◆ **What the task requires**
Give back the full listing, character for character, with no pictures.

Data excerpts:
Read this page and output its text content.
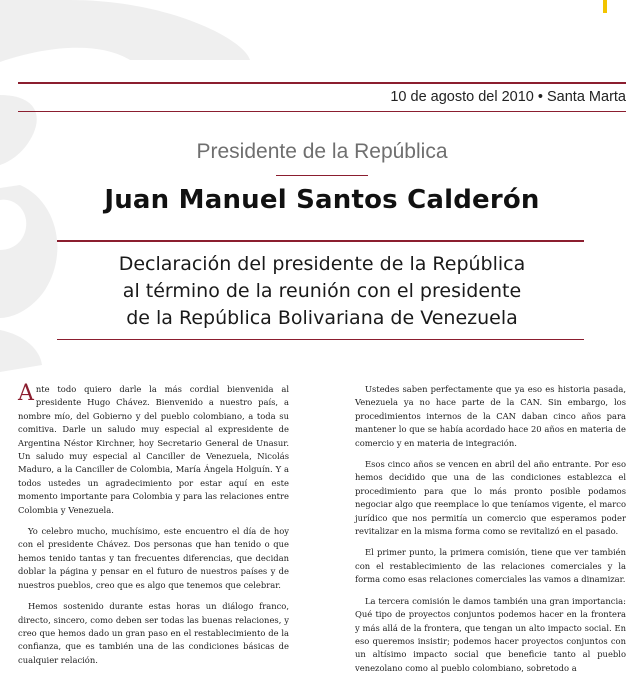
10 de agosto del 2010 • Santa Marta
Presidente de la República
Juan Manuel Santos Calderón
Declaración del presidente de la República
al término de la reunión con el presidente
de la República Bolivariana de Venezuela

Ante todo quiero darle la más cordial bienvenida al presidente Hugo Chávez. Bienvenido a nuestro país, a nombre mío, del Gobierno y del pueblo colombiano, a toda su comitiva. Darle un saludo muy especial al expresidente de Argentina Néstor Kirchner, hoy Secretario General de Unasur. Un saludo muy especial al Canciller de Venezuela, Nicolás Maduro, a la Canciller de Colombia, María Ángela Holguín. Y a todos ustedes un agradecimiento por estar aquí en este momento importante para Colombia y para las relaciones entre Colombia y Venezuela.

Yo celebro mucho, muchísimo, este encuentro el día de hoy con el presidente Chávez. Dos personas que han tenido o que hemos tenido tantas y tan frecuentes diferencias, que decidan doblar la página y pensar en el futuro de nuestros países y de nuestros pueblos, creo que es algo que tenemos que celebrar.

Hemos sostenido durante estas horas un diálogo franco, directo, sincero, como deben ser todas las buenas relaciones, y creo que hemos dado un gran paso en el restablecimiento de la confianza, que es también una de las condiciones básicas de cualquier relación.

Ustedes saben perfectamente que ya eso es historia pasada, Venezuela ya no hace parte de la CAN. Sin embargo, los procedimientos internos de la CAN daban cinco años para mantener lo que se había acordado hace 20 años en materia de comercio y en materia de integración.

Esos cinco años se vencen en abril del año entrante. Por eso hemos decidido que una de las condiciones establezca el procedimiento para que lo más pronto posible podamos negociar algo que reemplace lo que teníamos vigente, el marco jurídico que nos permitía un comercio que esperamos poder revitalizar en la misma forma como se revitalizó en el pasado.

El primer punto, la primera comisión, tiene que ver también con el restablecimiento de las relaciones comerciales y la forma como esas relaciones comerciales las vamos a dinamizar.

La tercera comisión le damos también una gran importancia: Qué tipo de proyectos conjuntos podemos hacer en la frontera y más allá de la frontera, que tengan un alto impacto social. En eso queremos insistir; podemos hacer proyectos conjuntos con un altísimo impacto social que beneficie tanto al pueblo venezolano como al pueblo colombiano, sobretodo a
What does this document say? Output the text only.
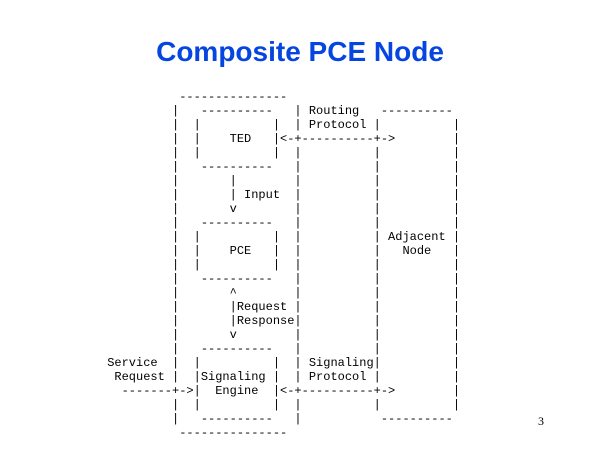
Composite PCE Node
---------------
|   ----------   | Routing   ----------
|  |          |  | Protocol |          |
|  |    TED   |<-+----------+->        |
|  |          |  |          |          |
|   ----------   |          |          |
|       |        |          |          |
|       | Input  |          |          |
|       v        |          |          |
|   ----------   |          |          |
|  |          |  |          | Adjacent |
|  |    PCE   |  |          |   Node   |
|  |          |  |          |          |
|   ----------   |          |          |
|       ^        |          |          |
|       |Request |          |          |
|       |Response|          |          |
|       v        |          |          |
|   ----------   |          |          |
Service  |  |          |  | Signaling|          |
Request |  |Signaling |  | Protocol |          |
-------+->|  Engine  |<-+----------+->        |
|  |          |  |          |          |
|   ----------   |           ----------
---------------
3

◆ **Written answer**
Read this page and output its text content.
10 de agosto del 2010 • Santa Marta
Presidente de la República
Juan Manuel Santos Calderón
Declaración del presidente de la República
al término de la reunión con el presidente
de la República Bolivariana de Venezuela

Ante todo quiero darle la más cordial bienvenida al presidente Hugo Chávez. Bienvenido a nuestro país, a nombre mío, del Gobierno y del pueblo colombiano, a toda su comitiva. Darle un saludo muy especial al expresidente de Argentina Néstor Kirchner, hoy Secretario General de Unasur. Un saludo muy especial al Canciller de Venezuela, Nicolás Maduro, a la Canciller de Colombia, María Ángela Holguín. Y a todos ustedes un agradecimiento por estar aquí en este momento importante para Colombia y para las relaciones entre Colombia y Venezuela.

Yo celebro mucho, muchísimo, este encuentro el día de hoy con el presidente Chávez. Dos personas que han tenido o que hemos tenido tantas y tan frecuentes diferencias, que decidan doblar la página y pensar en el futuro de nuestros países y de nuestros pueblos, creo que es algo que tenemos que celebrar.

Hemos sostenido durante estas horas un diálogo franco, directo, sincero, como deben ser todas las buenas relaciones, y creo que hemos dado un gran paso en el restablecimiento de la confianza, que es también una de las condiciones básicas de cualquier relación.

Ustedes saben perfectamente que ya eso es historia pasada, Venezuela ya no hace parte de la CAN. Sin embargo, los procedimientos internos de la CAN daban cinco años para mantener lo que se había acordado hace 20 años en materia de comercio y en materia de integración.

Esos cinco años se vencen en abril del año entrante. Por eso hemos decidido que una de las condiciones establezca el procedimiento para que lo más pronto posible podamos negociar algo que reemplace lo que teníamos vigente, el marco jurídico que nos permitía un comercio que esperamos poder revitalizar en la misma forma como se revitalizó en el pasado.

El primer punto, la primera comisión, tiene que ver también con el restablecimiento de las relaciones comerciales y la forma como esas relaciones comerciales las vamos a dinamizar.

La tercera comisión le damos también una gran importancia: Qué tipo de proyectos conjuntos podemos hacer en la frontera y más allá de la frontera, que tengan un alto impacto social. En eso queremos insistir; podemos hacer proyectos conjuntos con un altísimo impacto social que beneficie tanto al pueblo venezolano como al pueblo colombiano, sobretodo a
What does this document say? Output the text only.
Composite PCE Node
---------------
|   ----------   | Routing   ----------
|  |          |  | Protocol |          |
|  |    TED   |<-+----------+->        |
|  |          |  |          |          |
|   ----------   |          |          |
|       |        |          |          |
|       | Input  |          |          |
|       v        |          |          |
|   ----------   |          |          |
|  |          |  |          | Adjacent |
|  |    PCE   |  |          |   Node   |
|  |          |  |          |          |
|   ----------   |          |          |
|       ^        |          |          |
|       |Request |          |          |
|       |Response|          |          |
|       v        |          |          |
|   ----------   |          |          |
Service  |  |          |  | Signaling|          |
Request |  |Signaling |  | Protocol |          |
-------+->|  Engine  |<-+----------+->        |
|  |          |  |          |          |
|   ----------   |           ----------
---------------
3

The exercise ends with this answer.